* _Your instructions_
Return all entries precisely as they stand, without the images.

* _Given data_
BEGIN
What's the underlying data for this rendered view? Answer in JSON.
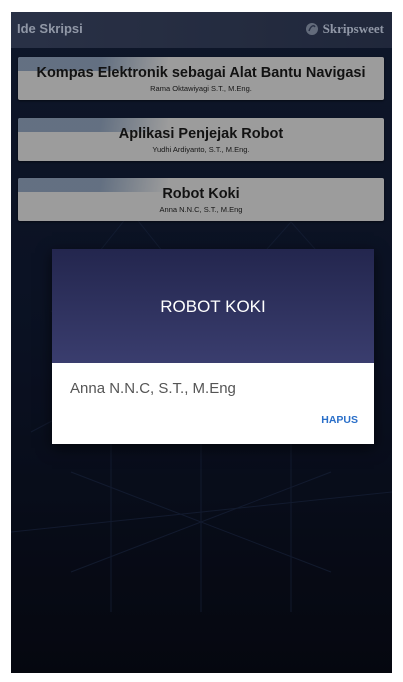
{
  "app_bar": {
    "title": "Ide Skripsi",
    "brand": "Skripsweet",
    "brand_icon": "skripsweet-logo-icon"
  },
  "cards": [
    {
      "title": "Kompas Elektronik sebagai Alat Bantu Navigasi",
      "subtitle": "Rama Oktawiyagi S.T., M.Eng."
    },
    {
      "title": "Aplikasi Penjejak Robot",
      "subtitle": "Yudhi Ardiyanto, S.T., M.Eng."
    },
    {
      "title": "Robot Koki",
      "subtitle": "Anna N.N.C, S.T., M.Eng"
    }
  ],
  "dialog": {
    "title": "ROBOT KOKI",
    "body": "Anna N.N.C, S.T., M.Eng",
    "button": "HAPUS"
  },
  "colors": {
    "app_bar": "#3a4562",
    "card_bg": "#d9d9d9",
    "dialog_header": "#2c2f5e",
    "accent_button": "#2a6fc9",
    "background": "#0c1020"
  }
}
END
* _Final result_
What's the underlying data for this rendered view? Answer in JSON.
{
  "app_bar": {
    "title": "Ide Skripsi",
    "brand": "Skripsweet",
    "brand_icon": "skripsweet-logo-icon"
  },
  "cards": [
    {
      "title": "Kompas Elektronik sebagai Alat Bantu Navigasi",
      "subtitle": "Rama Oktawiyagi S.T., M.Eng."
    },
    {
      "title": "Aplikasi Penjejak Robot",
      "subtitle": "Yudhi Ardiyanto, S.T., M.Eng."
    },
    {
      "title": "Robot Koki",
      "subtitle": "Anna N.N.C, S.T., M.Eng"
    }
  ],
  "dialog": {
    "title": "ROBOT KOKI",
    "body": "Anna N.N.C, S.T., M.Eng",
    "button": "HAPUS"
  },
  "colors": {
    "app_bar": "#3a4562",
    "card_bg": "#d9d9d9",
    "dialog_header": "#2c2f5e",
    "accent_button": "#2a6fc9",
    "background": "#0c1020"
  }
}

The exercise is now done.